• **YOUR OBJECTIVE**
Reproduce every record below exactly as it appears.

• **TASK INPUTS**
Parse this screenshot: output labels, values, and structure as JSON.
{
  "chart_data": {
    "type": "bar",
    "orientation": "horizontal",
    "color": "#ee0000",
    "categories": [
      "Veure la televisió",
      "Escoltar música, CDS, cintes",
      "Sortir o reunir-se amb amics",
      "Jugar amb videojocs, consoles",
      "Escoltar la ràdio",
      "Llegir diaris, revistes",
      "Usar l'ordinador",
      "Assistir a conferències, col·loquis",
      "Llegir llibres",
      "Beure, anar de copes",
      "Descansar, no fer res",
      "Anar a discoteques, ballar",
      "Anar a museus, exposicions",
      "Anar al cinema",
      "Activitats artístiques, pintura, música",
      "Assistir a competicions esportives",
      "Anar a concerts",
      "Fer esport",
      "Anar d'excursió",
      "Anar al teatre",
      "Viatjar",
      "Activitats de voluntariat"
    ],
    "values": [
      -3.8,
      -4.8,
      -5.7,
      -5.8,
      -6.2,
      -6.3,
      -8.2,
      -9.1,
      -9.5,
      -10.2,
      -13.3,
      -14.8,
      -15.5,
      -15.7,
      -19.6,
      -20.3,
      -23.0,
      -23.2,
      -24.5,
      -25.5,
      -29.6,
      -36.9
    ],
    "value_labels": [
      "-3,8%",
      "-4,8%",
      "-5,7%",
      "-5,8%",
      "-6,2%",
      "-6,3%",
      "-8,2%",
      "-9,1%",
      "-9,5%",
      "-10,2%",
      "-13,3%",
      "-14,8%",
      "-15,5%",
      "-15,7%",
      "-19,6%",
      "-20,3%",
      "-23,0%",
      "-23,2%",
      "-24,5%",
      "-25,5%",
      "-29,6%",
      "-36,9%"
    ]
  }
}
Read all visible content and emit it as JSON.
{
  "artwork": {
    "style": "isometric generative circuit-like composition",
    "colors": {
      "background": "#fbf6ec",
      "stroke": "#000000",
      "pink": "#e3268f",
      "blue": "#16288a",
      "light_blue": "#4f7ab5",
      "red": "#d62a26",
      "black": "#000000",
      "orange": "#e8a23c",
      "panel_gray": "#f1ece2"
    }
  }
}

• **SOLVED EXERCISE**
Parse this screenshot: output labels, values, and structure as JSON.
{
  "chart_data": {
    "type": "bar",
    "orientation": "horizontal",
    "color": "#ee0000",
    "categories": [
      "Veure la televisió",
      "Escoltar música, CDS, cintes",
      "Sortir o reunir-se amb amics",
      "Jugar amb videojocs, consoles",
      "Escoltar la ràdio",
      "Llegir diaris, revistes",
      "Usar l'ordinador",
      "Assistir a conferències, col·loquis",
      "Llegir llibres",
      "Beure, anar de copes",
      "Descansar, no fer res",
      "Anar a discoteques, ballar",
      "Anar a museus, exposicions",
      "Anar al cinema",
      "Activitats artístiques, pintura, música",
      "Assistir a competicions esportives",
      "Anar a concerts",
      "Fer esport",
      "Anar d'excursió",
      "Anar al teatre",
      "Viatjar",
      "Activitats de voluntariat"
    ],
    "values": [
      -3.8,
      -4.8,
      -5.7,
      -5.8,
      -6.2,
      -6.3,
      -8.2,
      -9.1,
      -9.5,
      -10.2,
      -13.3,
      -14.8,
      -15.5,
      -15.7,
      -19.6,
      -20.3,
      -23.0,
      -23.2,
      -24.5,
      -25.5,
      -29.6,
      -36.9
    ],
    "value_labels": [
      "-3,8%",
      "-4,8%",
      "-5,7%",
      "-5,8%",
      "-6,2%",
      "-6,3%",
      "-8,2%",
      "-9,1%",
      "-9,5%",
      "-10,2%",
      "-13,3%",
      "-14,8%",
      "-15,5%",
      "-15,7%",
      "-19,6%",
      "-20,3%",
      "-23,0%",
      "-23,2%",
      "-24,5%",
      "-25,5%",
      "-29,6%",
      "-36,9%"
    ]
  }
}
Read all visible content and emit it as JSON.
{
  "artwork": {
    "style": "isometric generative circuit-like composition",
    "colors": {
      "background": "#fbf6ec",
      "stroke": "#000000",
      "pink": "#e3268f",
      "blue": "#16288a",
      "light_blue": "#4f7ab5",
      "red": "#d62a26",
      "black": "#000000",
      "orange": "#e8a23c",
      "panel_gray": "#f1ece2"
    }
  }
}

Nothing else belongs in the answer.